## Objective:
Check each line of the material below, and copy it if it holds the string "thousands".
+++ Information given
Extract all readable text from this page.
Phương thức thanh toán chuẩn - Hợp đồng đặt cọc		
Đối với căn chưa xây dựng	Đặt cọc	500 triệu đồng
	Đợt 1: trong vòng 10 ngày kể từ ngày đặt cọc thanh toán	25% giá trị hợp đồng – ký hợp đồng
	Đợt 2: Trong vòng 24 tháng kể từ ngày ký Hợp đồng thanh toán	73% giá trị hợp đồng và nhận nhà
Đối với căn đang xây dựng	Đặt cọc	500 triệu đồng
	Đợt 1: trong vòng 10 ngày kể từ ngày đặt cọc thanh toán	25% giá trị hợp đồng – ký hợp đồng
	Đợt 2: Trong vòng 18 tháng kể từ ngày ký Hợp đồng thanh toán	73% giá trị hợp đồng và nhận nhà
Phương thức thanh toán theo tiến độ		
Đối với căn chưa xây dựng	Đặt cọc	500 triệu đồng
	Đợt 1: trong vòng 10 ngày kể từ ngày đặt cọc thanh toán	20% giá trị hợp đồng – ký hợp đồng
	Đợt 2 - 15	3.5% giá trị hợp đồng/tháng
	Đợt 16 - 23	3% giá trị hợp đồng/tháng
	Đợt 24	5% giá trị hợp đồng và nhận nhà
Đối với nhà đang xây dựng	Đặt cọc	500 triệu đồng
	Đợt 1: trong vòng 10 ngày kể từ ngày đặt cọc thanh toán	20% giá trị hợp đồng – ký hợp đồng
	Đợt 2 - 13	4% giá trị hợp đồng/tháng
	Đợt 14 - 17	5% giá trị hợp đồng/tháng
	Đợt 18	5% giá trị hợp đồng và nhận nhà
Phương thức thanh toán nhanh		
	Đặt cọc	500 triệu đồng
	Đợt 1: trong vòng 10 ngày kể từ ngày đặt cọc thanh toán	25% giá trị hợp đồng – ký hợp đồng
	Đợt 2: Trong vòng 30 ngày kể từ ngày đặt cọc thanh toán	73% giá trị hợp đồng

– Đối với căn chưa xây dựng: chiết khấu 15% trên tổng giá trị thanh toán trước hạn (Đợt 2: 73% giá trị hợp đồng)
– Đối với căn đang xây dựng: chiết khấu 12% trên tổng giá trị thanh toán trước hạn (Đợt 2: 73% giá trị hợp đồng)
++++++
+++ Information given
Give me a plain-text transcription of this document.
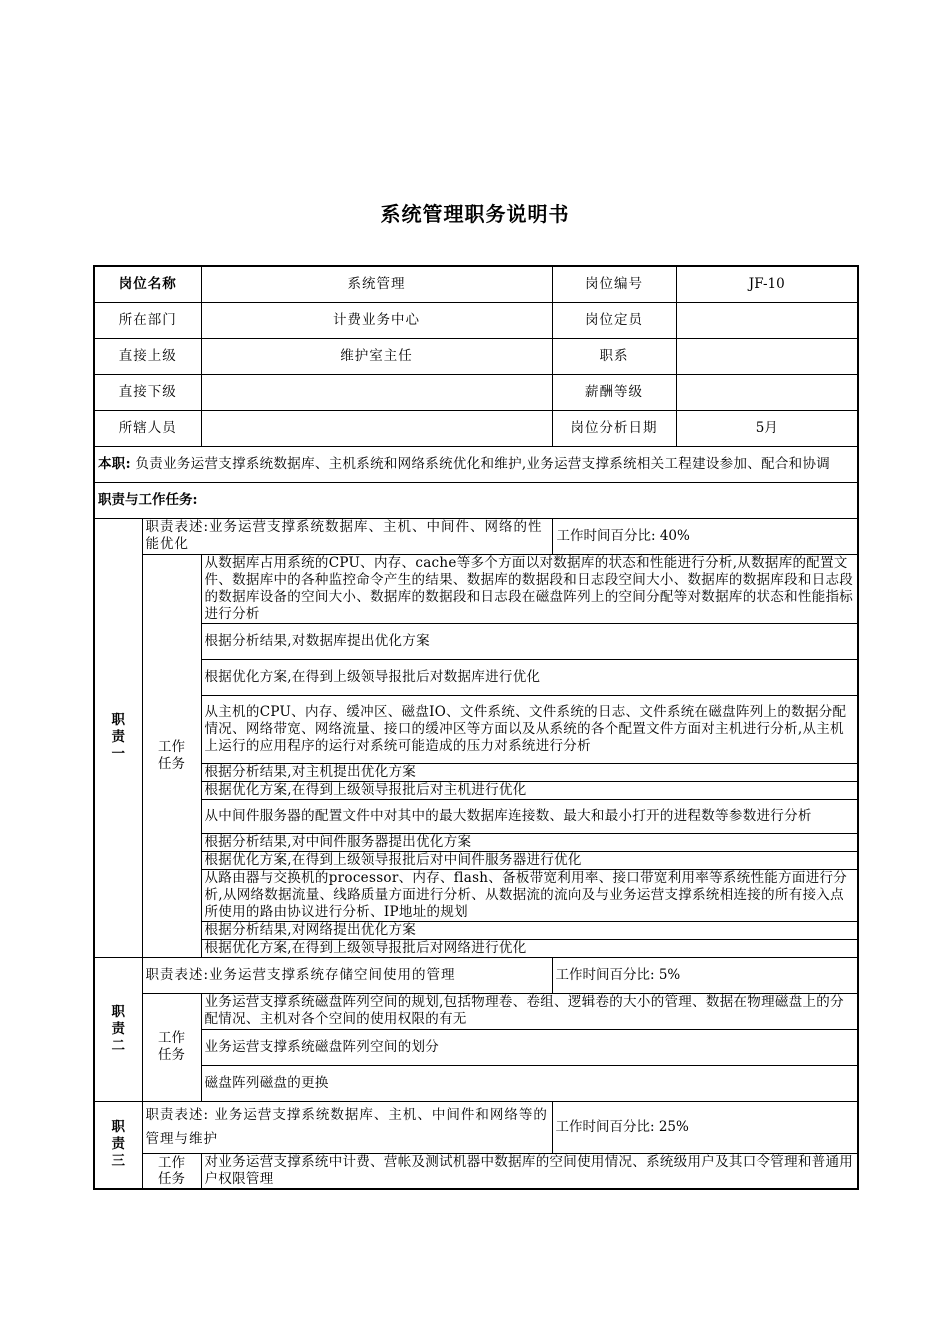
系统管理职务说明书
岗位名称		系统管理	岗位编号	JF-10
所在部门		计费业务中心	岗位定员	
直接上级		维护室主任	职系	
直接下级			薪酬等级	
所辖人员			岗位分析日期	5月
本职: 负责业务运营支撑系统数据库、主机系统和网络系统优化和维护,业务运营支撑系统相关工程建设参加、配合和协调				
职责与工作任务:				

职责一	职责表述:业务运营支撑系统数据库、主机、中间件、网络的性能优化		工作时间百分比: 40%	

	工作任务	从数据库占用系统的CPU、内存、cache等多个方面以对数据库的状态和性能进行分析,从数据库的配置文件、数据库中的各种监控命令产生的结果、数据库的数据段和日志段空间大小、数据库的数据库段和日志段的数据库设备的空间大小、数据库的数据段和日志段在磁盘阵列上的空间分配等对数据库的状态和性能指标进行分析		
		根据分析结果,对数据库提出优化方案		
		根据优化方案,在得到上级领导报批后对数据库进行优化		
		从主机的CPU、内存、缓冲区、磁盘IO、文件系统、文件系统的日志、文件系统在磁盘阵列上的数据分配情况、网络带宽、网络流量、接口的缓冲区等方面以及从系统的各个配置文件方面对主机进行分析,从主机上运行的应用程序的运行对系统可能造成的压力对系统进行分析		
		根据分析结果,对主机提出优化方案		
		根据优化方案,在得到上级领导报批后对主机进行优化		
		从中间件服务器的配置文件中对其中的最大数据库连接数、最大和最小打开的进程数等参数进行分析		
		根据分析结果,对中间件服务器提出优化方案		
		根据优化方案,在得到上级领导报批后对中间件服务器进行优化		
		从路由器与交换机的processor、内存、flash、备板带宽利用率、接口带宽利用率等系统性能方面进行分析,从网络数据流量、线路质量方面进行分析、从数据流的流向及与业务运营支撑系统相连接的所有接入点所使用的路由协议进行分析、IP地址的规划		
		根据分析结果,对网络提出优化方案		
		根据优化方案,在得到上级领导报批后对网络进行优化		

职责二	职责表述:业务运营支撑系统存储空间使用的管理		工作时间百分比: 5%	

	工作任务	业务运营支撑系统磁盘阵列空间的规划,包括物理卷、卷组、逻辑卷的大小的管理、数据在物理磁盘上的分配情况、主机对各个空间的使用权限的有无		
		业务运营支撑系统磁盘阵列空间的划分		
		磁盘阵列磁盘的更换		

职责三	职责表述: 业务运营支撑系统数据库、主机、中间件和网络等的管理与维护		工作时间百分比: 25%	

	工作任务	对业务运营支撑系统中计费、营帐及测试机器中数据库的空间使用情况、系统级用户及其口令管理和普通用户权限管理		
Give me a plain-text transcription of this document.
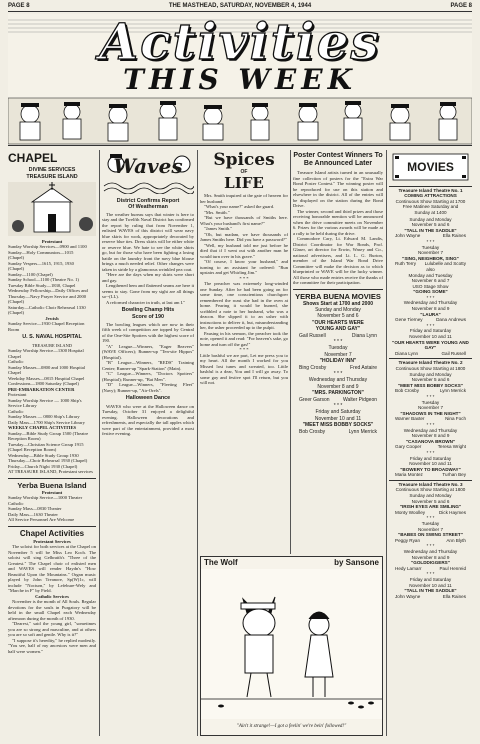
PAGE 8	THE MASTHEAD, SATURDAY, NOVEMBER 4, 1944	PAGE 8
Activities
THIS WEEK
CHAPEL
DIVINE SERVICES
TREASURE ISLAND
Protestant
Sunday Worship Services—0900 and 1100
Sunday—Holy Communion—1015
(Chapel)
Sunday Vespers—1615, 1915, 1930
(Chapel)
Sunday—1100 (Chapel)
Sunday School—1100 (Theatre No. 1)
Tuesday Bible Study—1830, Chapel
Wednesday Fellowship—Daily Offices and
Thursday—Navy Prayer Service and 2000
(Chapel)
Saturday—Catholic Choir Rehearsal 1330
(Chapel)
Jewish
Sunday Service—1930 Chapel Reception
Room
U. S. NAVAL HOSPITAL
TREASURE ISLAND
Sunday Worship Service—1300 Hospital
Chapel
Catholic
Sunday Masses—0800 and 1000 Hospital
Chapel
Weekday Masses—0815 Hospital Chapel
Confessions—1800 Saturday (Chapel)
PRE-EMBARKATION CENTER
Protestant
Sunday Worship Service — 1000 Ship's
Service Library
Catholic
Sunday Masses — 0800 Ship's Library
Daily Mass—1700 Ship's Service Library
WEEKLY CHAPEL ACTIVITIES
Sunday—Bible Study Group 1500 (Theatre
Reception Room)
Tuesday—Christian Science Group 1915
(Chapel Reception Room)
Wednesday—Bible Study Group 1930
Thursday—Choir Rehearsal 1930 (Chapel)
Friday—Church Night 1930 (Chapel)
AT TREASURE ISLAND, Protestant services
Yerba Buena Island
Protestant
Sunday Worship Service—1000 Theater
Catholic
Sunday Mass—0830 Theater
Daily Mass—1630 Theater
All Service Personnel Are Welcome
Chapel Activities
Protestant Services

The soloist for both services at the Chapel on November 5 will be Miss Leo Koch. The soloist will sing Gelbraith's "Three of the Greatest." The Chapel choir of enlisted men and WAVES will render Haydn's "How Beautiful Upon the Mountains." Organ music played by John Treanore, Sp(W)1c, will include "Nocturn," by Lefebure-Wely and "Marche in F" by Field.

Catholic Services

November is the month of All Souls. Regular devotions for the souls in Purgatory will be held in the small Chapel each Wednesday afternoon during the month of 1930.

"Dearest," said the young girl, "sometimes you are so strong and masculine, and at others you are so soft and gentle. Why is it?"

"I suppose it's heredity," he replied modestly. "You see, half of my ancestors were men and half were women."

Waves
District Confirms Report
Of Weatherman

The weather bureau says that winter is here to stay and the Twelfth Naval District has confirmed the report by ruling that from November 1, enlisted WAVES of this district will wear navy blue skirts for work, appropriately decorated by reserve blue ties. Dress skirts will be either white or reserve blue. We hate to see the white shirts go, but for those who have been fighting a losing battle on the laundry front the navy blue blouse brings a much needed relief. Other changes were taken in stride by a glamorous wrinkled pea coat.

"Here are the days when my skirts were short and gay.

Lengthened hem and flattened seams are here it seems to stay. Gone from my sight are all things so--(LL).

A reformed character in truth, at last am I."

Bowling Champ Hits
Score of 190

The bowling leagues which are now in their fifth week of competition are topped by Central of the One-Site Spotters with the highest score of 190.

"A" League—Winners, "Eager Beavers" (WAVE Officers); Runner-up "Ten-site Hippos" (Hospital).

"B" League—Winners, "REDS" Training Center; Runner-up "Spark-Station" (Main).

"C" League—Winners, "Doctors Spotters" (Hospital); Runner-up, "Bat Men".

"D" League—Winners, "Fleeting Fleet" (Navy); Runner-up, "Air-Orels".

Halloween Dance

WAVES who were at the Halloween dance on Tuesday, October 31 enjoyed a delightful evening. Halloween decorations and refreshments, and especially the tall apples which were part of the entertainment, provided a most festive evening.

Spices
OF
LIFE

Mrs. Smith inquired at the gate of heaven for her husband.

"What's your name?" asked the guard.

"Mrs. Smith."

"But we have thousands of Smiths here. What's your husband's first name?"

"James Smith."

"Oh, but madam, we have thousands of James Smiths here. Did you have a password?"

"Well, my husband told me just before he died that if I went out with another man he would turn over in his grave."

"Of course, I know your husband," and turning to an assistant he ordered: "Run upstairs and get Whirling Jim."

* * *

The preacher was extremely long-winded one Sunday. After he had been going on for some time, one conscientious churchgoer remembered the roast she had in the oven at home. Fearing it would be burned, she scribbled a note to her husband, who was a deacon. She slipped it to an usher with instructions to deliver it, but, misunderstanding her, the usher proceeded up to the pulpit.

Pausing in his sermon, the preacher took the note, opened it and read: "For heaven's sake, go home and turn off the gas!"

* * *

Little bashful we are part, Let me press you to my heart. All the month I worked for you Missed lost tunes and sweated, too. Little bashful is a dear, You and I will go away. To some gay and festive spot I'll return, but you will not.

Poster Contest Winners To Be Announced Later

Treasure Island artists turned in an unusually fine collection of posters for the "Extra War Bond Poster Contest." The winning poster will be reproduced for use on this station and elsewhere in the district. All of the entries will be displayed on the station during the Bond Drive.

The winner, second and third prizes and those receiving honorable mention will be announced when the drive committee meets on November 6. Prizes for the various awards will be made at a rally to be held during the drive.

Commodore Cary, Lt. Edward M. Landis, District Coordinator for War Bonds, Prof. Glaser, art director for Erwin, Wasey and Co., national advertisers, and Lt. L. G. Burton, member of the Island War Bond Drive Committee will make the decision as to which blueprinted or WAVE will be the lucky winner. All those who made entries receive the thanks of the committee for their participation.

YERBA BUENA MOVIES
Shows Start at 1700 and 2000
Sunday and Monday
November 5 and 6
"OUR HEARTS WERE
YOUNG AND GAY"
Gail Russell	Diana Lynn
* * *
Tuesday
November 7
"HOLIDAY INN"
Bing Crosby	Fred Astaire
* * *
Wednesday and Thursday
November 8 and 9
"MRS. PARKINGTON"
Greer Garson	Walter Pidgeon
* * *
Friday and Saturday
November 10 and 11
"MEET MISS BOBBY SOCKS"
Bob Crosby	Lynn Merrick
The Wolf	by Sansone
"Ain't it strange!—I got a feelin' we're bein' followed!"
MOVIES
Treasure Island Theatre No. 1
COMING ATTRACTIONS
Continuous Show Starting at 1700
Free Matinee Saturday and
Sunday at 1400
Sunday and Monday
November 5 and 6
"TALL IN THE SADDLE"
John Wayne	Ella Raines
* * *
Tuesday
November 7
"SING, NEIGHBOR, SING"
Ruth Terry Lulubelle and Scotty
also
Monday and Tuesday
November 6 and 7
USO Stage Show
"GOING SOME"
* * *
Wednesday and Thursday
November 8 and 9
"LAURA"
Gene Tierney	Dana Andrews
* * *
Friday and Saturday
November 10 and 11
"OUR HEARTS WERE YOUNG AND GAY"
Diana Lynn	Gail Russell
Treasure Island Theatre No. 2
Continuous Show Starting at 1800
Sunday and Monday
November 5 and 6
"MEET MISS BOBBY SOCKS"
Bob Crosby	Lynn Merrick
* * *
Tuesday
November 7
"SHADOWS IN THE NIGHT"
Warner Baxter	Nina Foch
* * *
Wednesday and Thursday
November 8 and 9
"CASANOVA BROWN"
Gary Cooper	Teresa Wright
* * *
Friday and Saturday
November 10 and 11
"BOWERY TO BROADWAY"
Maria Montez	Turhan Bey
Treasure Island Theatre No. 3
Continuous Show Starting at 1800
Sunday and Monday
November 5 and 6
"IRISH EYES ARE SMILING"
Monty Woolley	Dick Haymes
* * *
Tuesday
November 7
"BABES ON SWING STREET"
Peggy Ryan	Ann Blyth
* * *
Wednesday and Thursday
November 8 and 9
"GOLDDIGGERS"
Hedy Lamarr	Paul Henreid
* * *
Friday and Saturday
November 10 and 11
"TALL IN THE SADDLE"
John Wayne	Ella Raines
++++++
## Solution:
"But we have thousands of Smiths here. What's your husband's first name?"
"Oh, but madam, we have thousands of James Smiths here. Did you have a password?"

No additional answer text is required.